→ PROBLEM DESCRIPTION:
Copy these lines character for character.

→ EXCERPTED DATA:
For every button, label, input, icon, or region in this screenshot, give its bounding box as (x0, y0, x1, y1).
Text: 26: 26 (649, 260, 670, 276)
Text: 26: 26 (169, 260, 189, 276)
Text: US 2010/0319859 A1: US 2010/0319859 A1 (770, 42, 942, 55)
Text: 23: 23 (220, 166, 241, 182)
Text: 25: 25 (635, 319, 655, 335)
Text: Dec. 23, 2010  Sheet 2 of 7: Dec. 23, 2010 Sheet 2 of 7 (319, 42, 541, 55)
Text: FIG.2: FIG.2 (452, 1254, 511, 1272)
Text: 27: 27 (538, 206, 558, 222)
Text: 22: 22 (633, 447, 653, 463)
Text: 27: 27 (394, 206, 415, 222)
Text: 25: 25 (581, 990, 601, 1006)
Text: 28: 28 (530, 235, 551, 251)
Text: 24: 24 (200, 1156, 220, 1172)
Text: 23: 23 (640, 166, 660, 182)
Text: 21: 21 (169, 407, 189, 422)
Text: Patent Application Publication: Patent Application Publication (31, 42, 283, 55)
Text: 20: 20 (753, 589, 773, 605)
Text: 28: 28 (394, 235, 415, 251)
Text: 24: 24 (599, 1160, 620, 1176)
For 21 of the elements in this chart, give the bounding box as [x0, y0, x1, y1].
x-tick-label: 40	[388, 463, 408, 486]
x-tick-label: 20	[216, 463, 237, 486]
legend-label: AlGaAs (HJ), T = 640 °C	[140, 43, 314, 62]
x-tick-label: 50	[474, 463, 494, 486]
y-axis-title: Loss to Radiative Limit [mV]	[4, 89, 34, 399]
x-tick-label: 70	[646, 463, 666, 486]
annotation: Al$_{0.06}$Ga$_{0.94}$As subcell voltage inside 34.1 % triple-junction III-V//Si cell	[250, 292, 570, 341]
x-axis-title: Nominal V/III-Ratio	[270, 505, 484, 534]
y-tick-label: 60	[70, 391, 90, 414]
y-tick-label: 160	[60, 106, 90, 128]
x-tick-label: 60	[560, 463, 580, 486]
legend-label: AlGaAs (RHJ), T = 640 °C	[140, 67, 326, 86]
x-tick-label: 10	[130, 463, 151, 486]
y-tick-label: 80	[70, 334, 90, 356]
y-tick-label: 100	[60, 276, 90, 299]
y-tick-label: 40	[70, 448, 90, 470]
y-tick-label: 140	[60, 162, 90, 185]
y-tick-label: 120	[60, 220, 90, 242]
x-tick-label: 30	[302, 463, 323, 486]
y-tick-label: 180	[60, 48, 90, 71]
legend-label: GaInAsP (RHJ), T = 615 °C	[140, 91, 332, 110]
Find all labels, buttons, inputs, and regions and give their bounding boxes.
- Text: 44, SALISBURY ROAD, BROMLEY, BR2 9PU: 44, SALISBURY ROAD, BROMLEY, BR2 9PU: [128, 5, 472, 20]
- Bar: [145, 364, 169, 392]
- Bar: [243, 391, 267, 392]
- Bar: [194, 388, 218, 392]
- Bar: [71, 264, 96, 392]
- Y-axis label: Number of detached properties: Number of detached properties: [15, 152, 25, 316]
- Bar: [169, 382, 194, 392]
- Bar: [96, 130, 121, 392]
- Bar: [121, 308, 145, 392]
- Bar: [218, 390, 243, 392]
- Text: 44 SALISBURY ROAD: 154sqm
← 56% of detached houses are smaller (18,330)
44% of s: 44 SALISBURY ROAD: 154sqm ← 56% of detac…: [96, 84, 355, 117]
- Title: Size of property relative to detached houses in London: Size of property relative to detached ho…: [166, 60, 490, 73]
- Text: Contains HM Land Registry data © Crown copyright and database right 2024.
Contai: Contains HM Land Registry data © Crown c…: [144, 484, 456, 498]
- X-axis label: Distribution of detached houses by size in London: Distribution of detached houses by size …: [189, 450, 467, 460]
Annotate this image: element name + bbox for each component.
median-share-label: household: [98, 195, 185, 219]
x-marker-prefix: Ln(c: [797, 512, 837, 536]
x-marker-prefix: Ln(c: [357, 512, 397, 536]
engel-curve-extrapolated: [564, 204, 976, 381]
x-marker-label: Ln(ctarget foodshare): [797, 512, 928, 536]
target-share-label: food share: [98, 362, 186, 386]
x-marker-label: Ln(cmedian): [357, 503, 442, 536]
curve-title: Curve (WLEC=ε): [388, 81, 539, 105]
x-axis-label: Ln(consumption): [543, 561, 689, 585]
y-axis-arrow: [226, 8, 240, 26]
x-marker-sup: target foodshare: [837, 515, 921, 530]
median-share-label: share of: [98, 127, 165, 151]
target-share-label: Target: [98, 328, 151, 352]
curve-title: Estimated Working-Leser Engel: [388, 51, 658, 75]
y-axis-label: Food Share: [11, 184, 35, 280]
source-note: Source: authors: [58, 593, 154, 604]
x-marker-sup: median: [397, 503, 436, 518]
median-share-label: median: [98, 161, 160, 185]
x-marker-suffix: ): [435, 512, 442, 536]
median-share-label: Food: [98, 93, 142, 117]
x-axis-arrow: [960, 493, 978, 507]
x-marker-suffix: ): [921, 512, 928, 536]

→ ANSWER TO THIS TASK:
For every button, label, input, icon, or region in this screenshot, give its bounding box as (x0, y0, x1, y1).
Text: 26: 26 (649, 260, 670, 276)
Text: 26: 26 (169, 260, 189, 276)
Text: US 2010/0319859 A1: US 2010/0319859 A1 (770, 42, 942, 55)
Text: 23: 23 (220, 166, 241, 182)
Text: 25: 25 (635, 319, 655, 335)
Text: Dec. 23, 2010  Sheet 2 of 7: Dec. 23, 2010 Sheet 2 of 7 (319, 42, 541, 55)
Text: FIG.2: FIG.2 (452, 1254, 511, 1272)
Text: 27: 27 (538, 206, 558, 222)
Text: 22: 22 (633, 447, 653, 463)
Text: 27: 27 (394, 206, 415, 222)
Text: 25: 25 (581, 990, 601, 1006)
Text: 28: 28 (530, 235, 551, 251)
Text: 24: 24 (200, 1156, 220, 1172)
Text: 23: 23 (640, 166, 660, 182)
Text: 21: 21 (169, 407, 189, 422)
Text: Patent Application Publication: Patent Application Publication (31, 42, 283, 55)
Text: 20: 20 (753, 589, 773, 605)
Text: 28: 28 (394, 235, 415, 251)
Text: 24: 24 (599, 1160, 620, 1176)
For 21 of the elements in this chart, give the bounding box as [x0, y0, x1, y1].
x-tick-label: 40	[388, 463, 408, 486]
x-tick-label: 20	[216, 463, 237, 486]
legend-label: AlGaAs (HJ), T = 640 °C	[140, 43, 314, 62]
x-tick-label: 50	[474, 463, 494, 486]
y-axis-title: Loss to Radiative Limit [mV]	[4, 89, 34, 399]
x-tick-label: 70	[646, 463, 666, 486]
annotation: Al$_{0.06}$Ga$_{0.94}$As subcell voltage inside 34.1 % triple-junction III-V//Si cell	[250, 292, 570, 341]
x-axis-title: Nominal V/III-Ratio	[270, 505, 484, 534]
y-tick-label: 60	[70, 391, 90, 414]
y-tick-label: 160	[60, 106, 90, 128]
x-tick-label: 60	[560, 463, 580, 486]
legend-label: AlGaAs (RHJ), T = 640 °C	[140, 67, 326, 86]
x-tick-label: 10	[130, 463, 151, 486]
y-tick-label: 80	[70, 334, 90, 356]
y-tick-label: 100	[60, 276, 90, 299]
y-tick-label: 40	[70, 448, 90, 470]
y-tick-label: 140	[60, 162, 90, 185]
y-tick-label: 120	[60, 220, 90, 242]
x-tick-label: 30	[302, 463, 323, 486]
y-tick-label: 180	[60, 48, 90, 71]
legend-label: GaInAsP (RHJ), T = 615 °C	[140, 91, 332, 110]
Find all labels, buttons, inputs, and regions and give their bounding boxes.
- Text: 44, SALISBURY ROAD, BROMLEY, BR2 9PU: 44, SALISBURY ROAD, BROMLEY, BR2 9PU: [128, 5, 472, 20]
- Bar: [145, 364, 169, 392]
- Bar: [243, 391, 267, 392]
- Bar: [194, 388, 218, 392]
- Bar: [71, 264, 96, 392]
- Y-axis label: Number of detached properties: Number of detached properties: [15, 152, 25, 316]
- Bar: [169, 382, 194, 392]
- Bar: [96, 130, 121, 392]
- Bar: [121, 308, 145, 392]
- Bar: [218, 390, 243, 392]
- Text: 44 SALISBURY ROAD: 154sqm
← 56% of detached houses are smaller (18,330)
44% of s: 44 SALISBURY ROAD: 154sqm ← 56% of detac…: [96, 84, 355, 117]
- Title: Size of property relative to detached houses in London: Size of property relative to detached ho…: [166, 60, 490, 73]
- Text: Contains HM Land Registry data © Crown copyright and database right 2024.
Contai: Contains HM Land Registry data © Crown c…: [144, 484, 456, 498]
- X-axis label: Distribution of detached houses by size in London: Distribution of detached houses by size …: [189, 450, 467, 460]
Annotate this image: element name + bbox for each component.
median-share-label: household: [98, 195, 185, 219]
x-marker-prefix: Ln(c: [797, 512, 837, 536]
x-marker-prefix: Ln(c: [357, 512, 397, 536]
engel-curve-extrapolated: [564, 204, 976, 381]
x-marker-label: Ln(ctarget foodshare): [797, 512, 928, 536]
target-share-label: food share: [98, 362, 186, 386]
x-marker-label: Ln(cmedian): [357, 503, 442, 536]
curve-title: Curve (WLEC=ε): [388, 81, 539, 105]
x-axis-label: Ln(consumption): [543, 561, 689, 585]
y-axis-arrow: [226, 8, 240, 26]
x-marker-sup: target foodshare: [837, 515, 921, 530]
median-share-label: share of: [98, 127, 165, 151]
target-share-label: Target: [98, 328, 151, 352]
curve-title: Estimated Working-Leser Engel: [388, 51, 658, 75]
y-axis-label: Food Share: [11, 184, 35, 280]
source-note: Source: authors: [58, 593, 154, 604]
x-marker-sup: median: [397, 503, 436, 518]
median-share-label: median: [98, 161, 160, 185]
x-marker-suffix: ): [435, 512, 442, 536]
median-share-label: Food: [98, 93, 142, 117]
x-axis-arrow: [960, 493, 978, 507]
x-marker-suffix: ): [921, 512, 928, 536]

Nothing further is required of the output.